• What the task requires:
Each line below that contains "skip" counts once; report the total and nothing more.

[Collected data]

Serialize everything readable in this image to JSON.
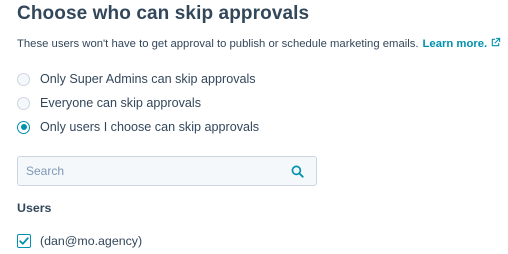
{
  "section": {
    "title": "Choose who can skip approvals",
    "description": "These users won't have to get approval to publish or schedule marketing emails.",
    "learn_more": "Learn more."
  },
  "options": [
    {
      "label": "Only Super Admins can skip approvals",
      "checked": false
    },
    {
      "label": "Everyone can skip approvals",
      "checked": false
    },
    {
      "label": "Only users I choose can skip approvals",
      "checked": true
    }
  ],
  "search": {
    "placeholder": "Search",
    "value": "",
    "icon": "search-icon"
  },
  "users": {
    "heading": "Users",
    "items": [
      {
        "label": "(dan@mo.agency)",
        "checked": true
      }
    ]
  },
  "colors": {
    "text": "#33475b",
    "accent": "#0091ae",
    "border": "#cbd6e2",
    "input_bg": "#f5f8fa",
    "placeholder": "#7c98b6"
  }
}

* * *

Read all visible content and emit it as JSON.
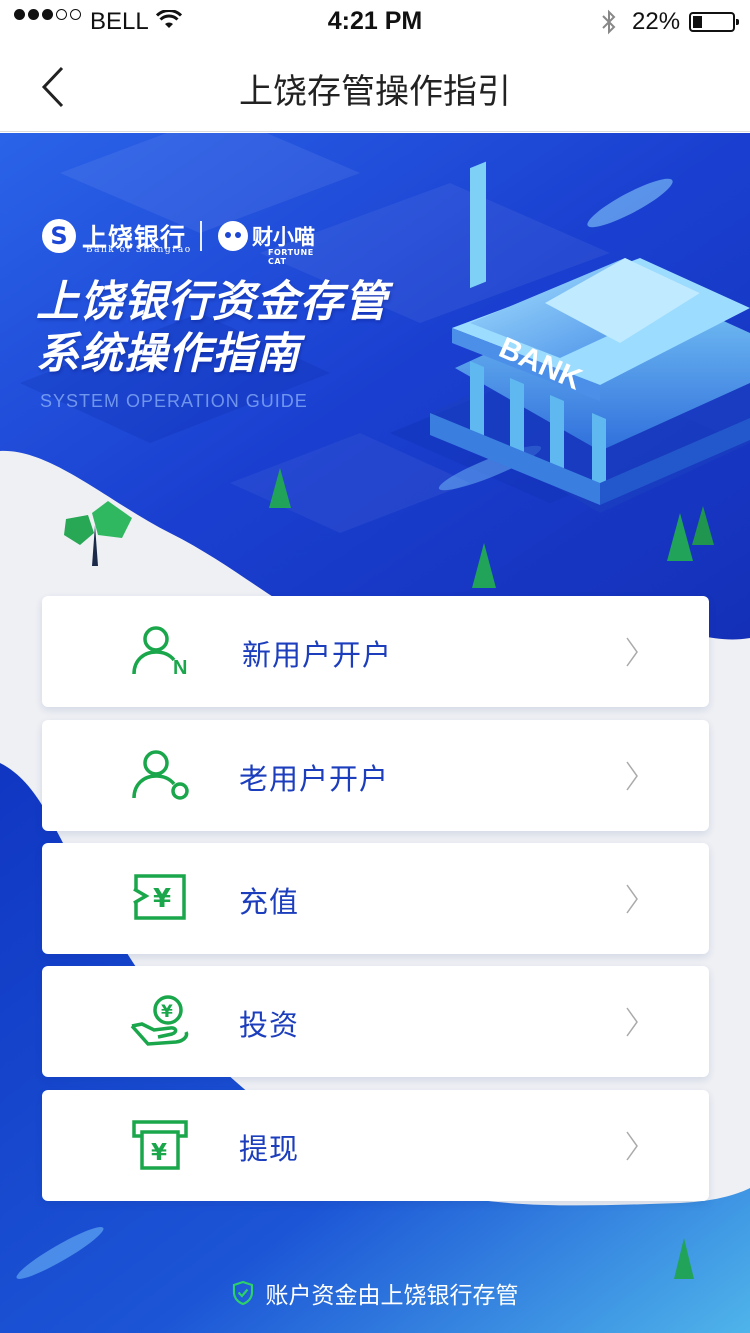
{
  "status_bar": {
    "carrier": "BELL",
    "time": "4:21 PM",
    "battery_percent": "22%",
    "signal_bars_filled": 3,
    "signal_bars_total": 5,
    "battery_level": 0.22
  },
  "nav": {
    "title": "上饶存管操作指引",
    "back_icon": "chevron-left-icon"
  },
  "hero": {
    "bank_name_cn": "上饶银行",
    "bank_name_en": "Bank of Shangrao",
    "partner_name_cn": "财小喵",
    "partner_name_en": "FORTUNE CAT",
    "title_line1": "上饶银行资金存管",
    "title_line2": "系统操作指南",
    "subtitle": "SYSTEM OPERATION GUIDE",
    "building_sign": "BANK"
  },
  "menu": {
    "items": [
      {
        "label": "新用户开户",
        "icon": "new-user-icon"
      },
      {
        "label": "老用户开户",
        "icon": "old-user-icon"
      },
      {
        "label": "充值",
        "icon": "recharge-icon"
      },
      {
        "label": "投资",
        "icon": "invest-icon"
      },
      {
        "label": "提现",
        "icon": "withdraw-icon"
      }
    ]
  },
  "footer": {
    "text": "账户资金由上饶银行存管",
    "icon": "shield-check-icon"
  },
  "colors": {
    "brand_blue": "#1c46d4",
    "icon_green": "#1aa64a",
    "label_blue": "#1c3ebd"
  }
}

• Output for this task:
4